_THE REQUEST:_
Scan the records for the word "JSON". Copy each line that includes it.

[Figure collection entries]
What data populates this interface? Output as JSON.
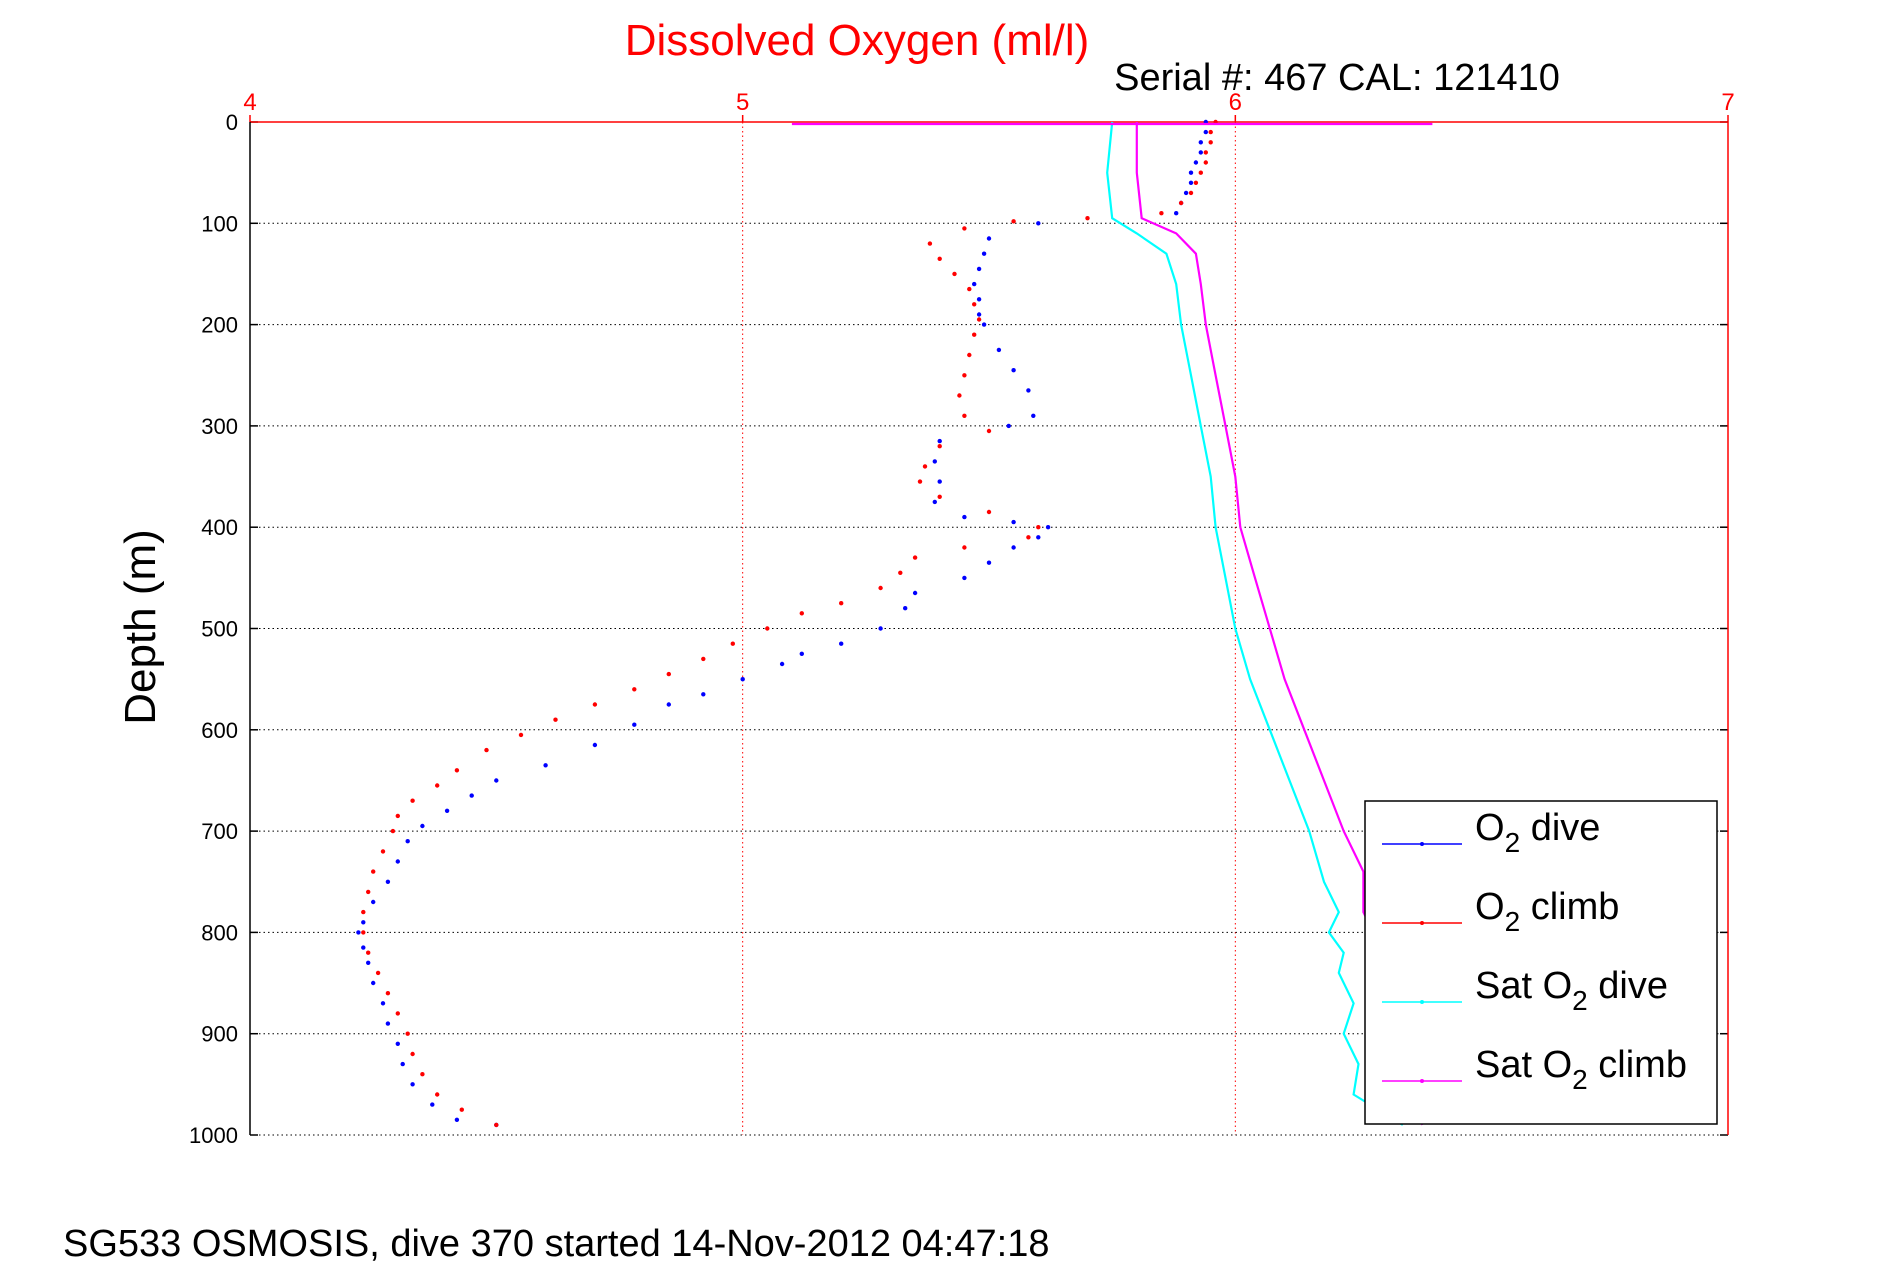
{
  "figure": {
    "title": "Dissolved Oxygen (ml/l)",
    "subtitle": "Serial #: 467  CAL: 121410",
    "footer": "SG533 OSMOSIS, dive 370 started 14-Nov-2012 04:47:18"
  },
  "colors": {
    "o2_dive": "#0000ff",
    "o2_climb": "#ff0000",
    "sat_dive": "#00ffff",
    "sat_climb": "#ff00ff",
    "title": "#ff0000",
    "top_axis": "#ff0000",
    "grid": "#000000"
  },
  "chart_data": {
    "type": "scatter",
    "title": "Dissolved Oxygen (ml/l)",
    "xlabel": "",
    "ylabel": "Depth (m)",
    "x_axis_position": "top",
    "y_reversed": true,
    "xlim": [
      4,
      7
    ],
    "ylim": [
      0,
      1000
    ],
    "xticks": [
      "4",
      "5",
      "6",
      "7"
    ],
    "yticks": [
      "0",
      "100",
      "200",
      "300",
      "400",
      "500",
      "600",
      "700",
      "800",
      "900",
      "1000"
    ],
    "grid": true,
    "legend_position": "bottom-right",
    "series": [
      {
        "name": "O2 dive",
        "legend": {
          "main": "O",
          "sub": "2",
          "rest": " dive"
        },
        "style": "points",
        "points": [
          [
            5.94,
            0
          ],
          [
            5.94,
            10
          ],
          [
            5.93,
            20
          ],
          [
            5.93,
            30
          ],
          [
            5.92,
            40
          ],
          [
            5.91,
            50
          ],
          [
            5.91,
            60
          ],
          [
            5.9,
            70
          ],
          [
            5.89,
            80
          ],
          [
            5.88,
            90
          ],
          [
            5.6,
            100
          ],
          [
            5.5,
            115
          ],
          [
            5.49,
            130
          ],
          [
            5.48,
            145
          ],
          [
            5.47,
            160
          ],
          [
            5.48,
            175
          ],
          [
            5.48,
            190
          ],
          [
            5.49,
            200
          ],
          [
            5.52,
            225
          ],
          [
            5.55,
            245
          ],
          [
            5.58,
            265
          ],
          [
            5.59,
            290
          ],
          [
            5.54,
            300
          ],
          [
            5.4,
            315
          ],
          [
            5.39,
            335
          ],
          [
            5.4,
            355
          ],
          [
            5.39,
            375
          ],
          [
            5.45,
            390
          ],
          [
            5.55,
            395
          ],
          [
            5.62,
            400
          ],
          [
            5.6,
            410
          ],
          [
            5.55,
            420
          ],
          [
            5.5,
            435
          ],
          [
            5.45,
            450
          ],
          [
            5.35,
            465
          ],
          [
            5.33,
            480
          ],
          [
            5.28,
            500
          ],
          [
            5.2,
            515
          ],
          [
            5.12,
            525
          ],
          [
            5.08,
            535
          ],
          [
            5.0,
            550
          ],
          [
            4.92,
            565
          ],
          [
            4.85,
            575
          ],
          [
            4.78,
            595
          ],
          [
            4.7,
            615
          ],
          [
            4.6,
            635
          ],
          [
            4.5,
            650
          ],
          [
            4.45,
            665
          ],
          [
            4.4,
            680
          ],
          [
            4.35,
            695
          ],
          [
            4.32,
            710
          ],
          [
            4.3,
            730
          ],
          [
            4.28,
            750
          ],
          [
            4.25,
            770
          ],
          [
            4.23,
            790
          ],
          [
            4.22,
            800
          ],
          [
            4.23,
            815
          ],
          [
            4.24,
            830
          ],
          [
            4.25,
            850
          ],
          [
            4.27,
            870
          ],
          [
            4.28,
            890
          ],
          [
            4.3,
            910
          ],
          [
            4.31,
            930
          ],
          [
            4.33,
            950
          ],
          [
            4.37,
            970
          ],
          [
            4.42,
            985
          ],
          [
            4.5,
            990
          ]
        ]
      },
      {
        "name": "O2 climb",
        "legend": {
          "main": "O",
          "sub": "2",
          "rest": " climb"
        },
        "style": "points",
        "points": [
          [
            5.96,
            0
          ],
          [
            5.95,
            10
          ],
          [
            5.95,
            20
          ],
          [
            5.94,
            30
          ],
          [
            5.94,
            40
          ],
          [
            5.93,
            50
          ],
          [
            5.92,
            60
          ],
          [
            5.91,
            70
          ],
          [
            5.89,
            80
          ],
          [
            5.85,
            90
          ],
          [
            5.7,
            95
          ],
          [
            5.55,
            98
          ],
          [
            5.45,
            105
          ],
          [
            5.38,
            120
          ],
          [
            5.4,
            135
          ],
          [
            5.43,
            150
          ],
          [
            5.46,
            165
          ],
          [
            5.47,
            180
          ],
          [
            5.48,
            195
          ],
          [
            5.47,
            210
          ],
          [
            5.46,
            230
          ],
          [
            5.45,
            250
          ],
          [
            5.44,
            270
          ],
          [
            5.45,
            290
          ],
          [
            5.5,
            305
          ],
          [
            5.4,
            320
          ],
          [
            5.37,
            340
          ],
          [
            5.36,
            355
          ],
          [
            5.4,
            370
          ],
          [
            5.5,
            385
          ],
          [
            5.6,
            400
          ],
          [
            5.58,
            410
          ],
          [
            5.45,
            420
          ],
          [
            5.35,
            430
          ],
          [
            5.32,
            445
          ],
          [
            5.28,
            460
          ],
          [
            5.2,
            475
          ],
          [
            5.12,
            485
          ],
          [
            5.05,
            500
          ],
          [
            4.98,
            515
          ],
          [
            4.92,
            530
          ],
          [
            4.85,
            545
          ],
          [
            4.78,
            560
          ],
          [
            4.7,
            575
          ],
          [
            4.62,
            590
          ],
          [
            4.55,
            605
          ],
          [
            4.48,
            620
          ],
          [
            4.42,
            640
          ],
          [
            4.38,
            655
          ],
          [
            4.33,
            670
          ],
          [
            4.3,
            685
          ],
          [
            4.29,
            700
          ],
          [
            4.27,
            720
          ],
          [
            4.25,
            740
          ],
          [
            4.24,
            760
          ],
          [
            4.23,
            780
          ],
          [
            4.23,
            800
          ],
          [
            4.24,
            820
          ],
          [
            4.26,
            840
          ],
          [
            4.28,
            860
          ],
          [
            4.3,
            880
          ],
          [
            4.32,
            900
          ],
          [
            4.33,
            920
          ],
          [
            4.35,
            940
          ],
          [
            4.38,
            960
          ],
          [
            4.43,
            975
          ],
          [
            4.5,
            990
          ]
        ]
      },
      {
        "name": "Sat O2 dive",
        "legend": {
          "main": "Sat O",
          "sub": "2",
          "rest": " dive"
        },
        "style": "line",
        "points": [
          [
            5.75,
            0
          ],
          [
            5.74,
            50
          ],
          [
            5.75,
            95
          ],
          [
            5.8,
            110
          ],
          [
            5.86,
            130
          ],
          [
            5.88,
            160
          ],
          [
            5.89,
            200
          ],
          [
            5.91,
            250
          ],
          [
            5.93,
            300
          ],
          [
            5.95,
            350
          ],
          [
            5.96,
            400
          ],
          [
            5.98,
            450
          ],
          [
            6.0,
            500
          ],
          [
            6.03,
            550
          ],
          [
            6.07,
            600
          ],
          [
            6.11,
            650
          ],
          [
            6.15,
            700
          ],
          [
            6.18,
            750
          ],
          [
            6.21,
            780
          ],
          [
            6.19,
            800
          ],
          [
            6.22,
            820
          ],
          [
            6.21,
            840
          ],
          [
            6.24,
            870
          ],
          [
            6.22,
            900
          ],
          [
            6.25,
            930
          ],
          [
            6.24,
            960
          ],
          [
            6.34,
            990
          ]
        ]
      },
      {
        "name": "Sat O2 climb",
        "legend": {
          "main": "Sat O",
          "sub": "2",
          "rest": " climb"
        },
        "style": "line",
        "points": [
          [
            5.8,
            0
          ],
          [
            5.8,
            50
          ],
          [
            5.81,
            95
          ],
          [
            5.88,
            110
          ],
          [
            5.92,
            130
          ],
          [
            5.93,
            160
          ],
          [
            5.94,
            200
          ],
          [
            5.96,
            250
          ],
          [
            5.98,
            300
          ],
          [
            6.0,
            350
          ],
          [
            6.01,
            400
          ],
          [
            6.04,
            450
          ],
          [
            6.07,
            500
          ],
          [
            6.1,
            550
          ],
          [
            6.14,
            600
          ],
          [
            6.18,
            650
          ],
          [
            6.22,
            700
          ],
          [
            6.26,
            740
          ],
          [
            6.26,
            780
          ],
          [
            6.28,
            800
          ],
          [
            6.3,
            850
          ],
          [
            6.32,
            900
          ],
          [
            6.34,
            950
          ],
          [
            6.38,
            990
          ]
        ]
      },
      {
        "name": "",
        "style": "line",
        "color": "#ff00ff",
        "points": [
          [
            5.1,
            2
          ],
          [
            6.4,
            2
          ]
        ]
      }
    ]
  }
}
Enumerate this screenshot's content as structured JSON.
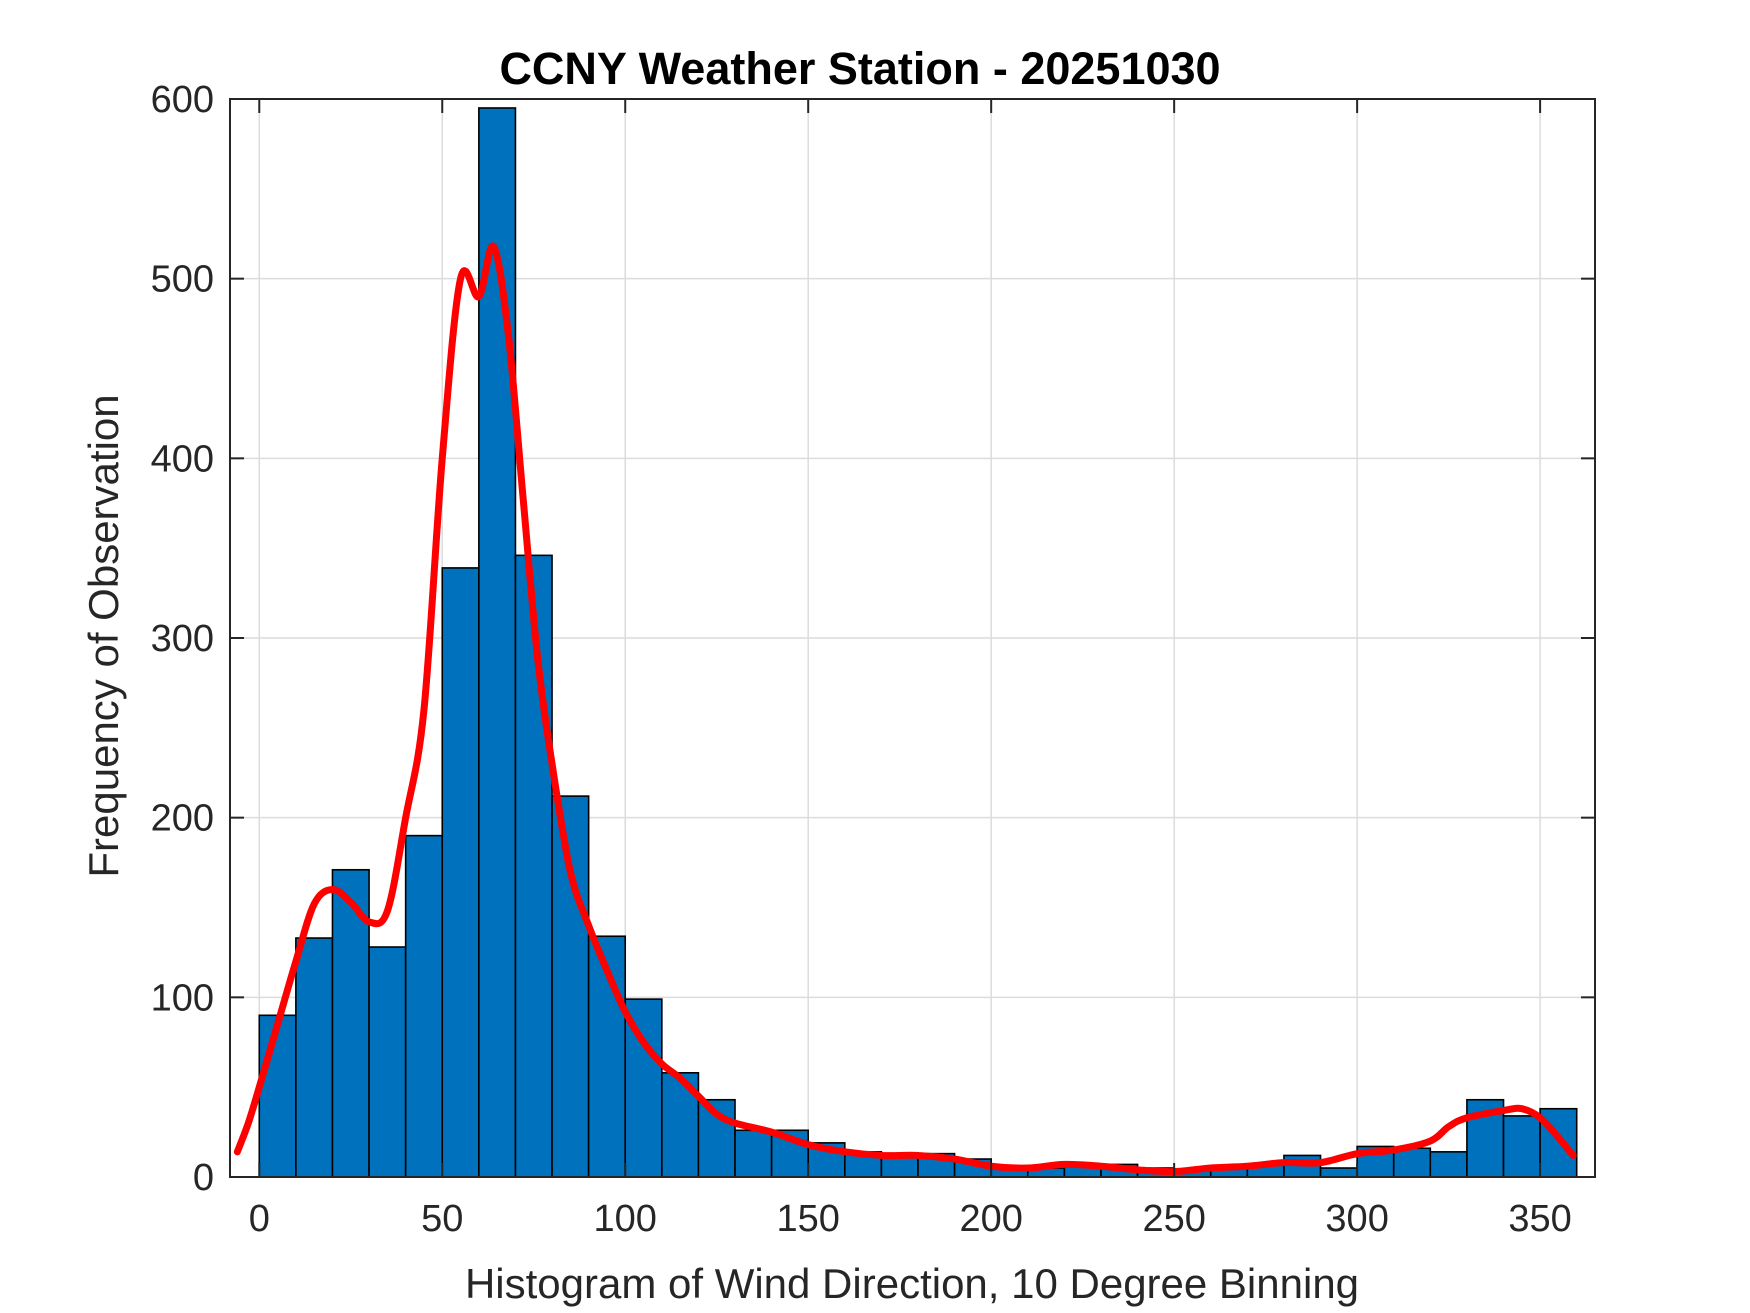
{
  "chart_data": {
    "type": "bar",
    "title": "CCNY Weather Station - 20251030",
    "xlabel": "Histogram of Wind Direction, 10 Degree Binning",
    "ylabel": "Frequency of Observation",
    "xlim": [
      -8,
      365
    ],
    "ylim": [
      0,
      600
    ],
    "xticks": [
      0,
      50,
      100,
      150,
      200,
      250,
      300,
      350
    ],
    "yticks": [
      0,
      100,
      200,
      300,
      400,
      500,
      600
    ],
    "grid": true,
    "bin_width": 10,
    "bins": {
      "x_start": [
        0,
        10,
        20,
        30,
        40,
        50,
        60,
        70,
        80,
        90,
        100,
        110,
        120,
        130,
        140,
        150,
        160,
        170,
        180,
        190,
        200,
        210,
        220,
        230,
        240,
        250,
        260,
        270,
        280,
        290,
        300,
        310,
        320,
        330,
        340,
        350
      ],
      "values": [
        90,
        133,
        171,
        128,
        190,
        339,
        595,
        346,
        212,
        134,
        99,
        58,
        43,
        26,
        26,
        19,
        14,
        12,
        13,
        10,
        5,
        5,
        7,
        7,
        5,
        4,
        5,
        7,
        12,
        5,
        17,
        16,
        14,
        43,
        34,
        38
      ]
    },
    "fit_line": {
      "x": [
        -6,
        -3,
        0,
        5,
        10,
        15,
        20,
        25,
        30,
        35,
        40,
        45,
        50,
        55,
        60,
        64,
        68,
        72,
        76,
        80,
        85,
        90,
        95,
        100,
        105,
        110,
        115,
        120,
        125,
        130,
        140,
        150,
        160,
        170,
        180,
        190,
        200,
        210,
        220,
        230,
        240,
        250,
        260,
        270,
        280,
        290,
        300,
        310,
        320,
        325,
        330,
        340,
        345,
        350,
        355,
        359
      ],
      "y": [
        14,
        30,
        50,
        85,
        120,
        152,
        160,
        153,
        142,
        148,
        200,
        260,
        400,
        500,
        490,
        518,
        470,
        380,
        290,
        230,
        170,
        140,
        115,
        92,
        75,
        63,
        55,
        45,
        35,
        30,
        25,
        18,
        14,
        12,
        12,
        10,
        6,
        5,
        7,
        6,
        4,
        3,
        5,
        6,
        8,
        8,
        13,
        15,
        20,
        28,
        33,
        37,
        38,
        33,
        22,
        12
      ]
    },
    "colors": {
      "bar_fill": "#0072BD",
      "bar_edge": "#000000",
      "fit_line": "#FF0000"
    }
  }
}
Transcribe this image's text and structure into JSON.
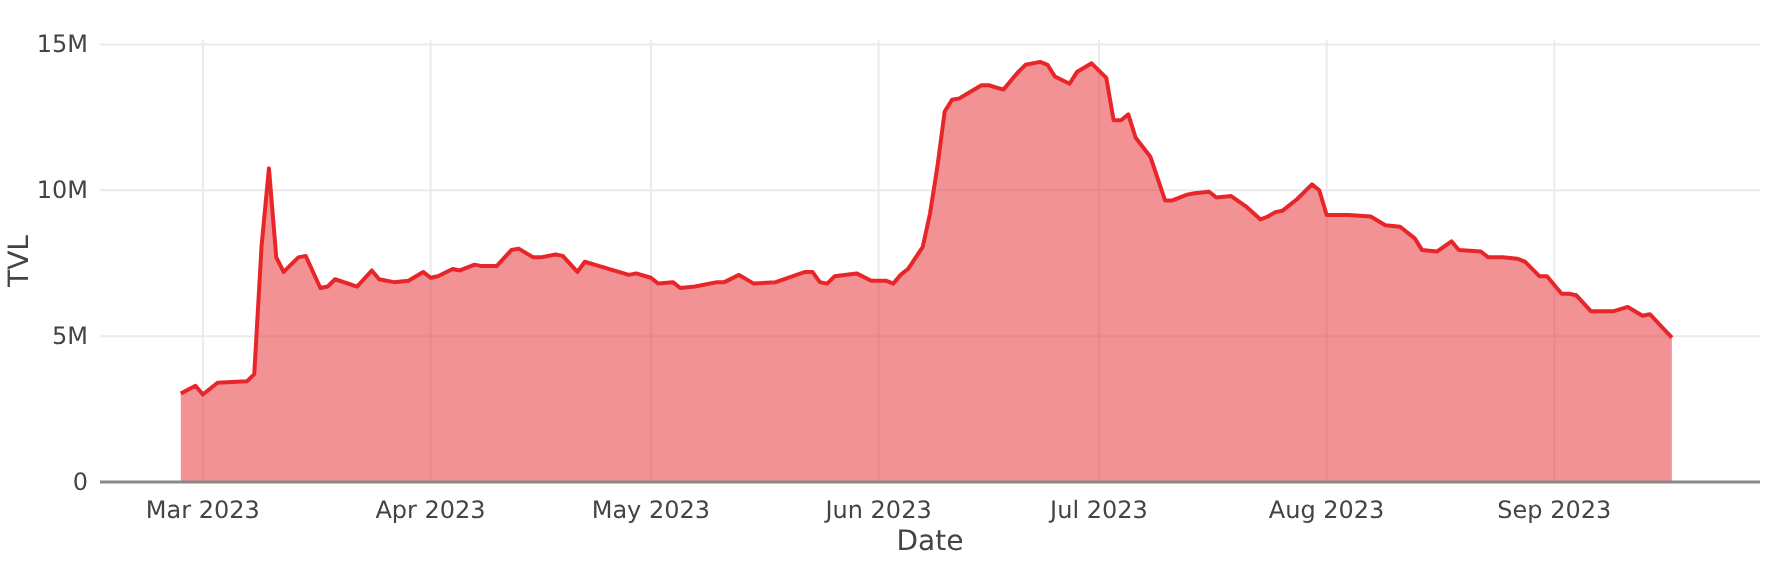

_EXERCISE RESPONSE:_
What data populates this interface? Output as JSON.
Enumerate this screenshot's content as structured JSON.
Transcribe this image's text and structure into JSON.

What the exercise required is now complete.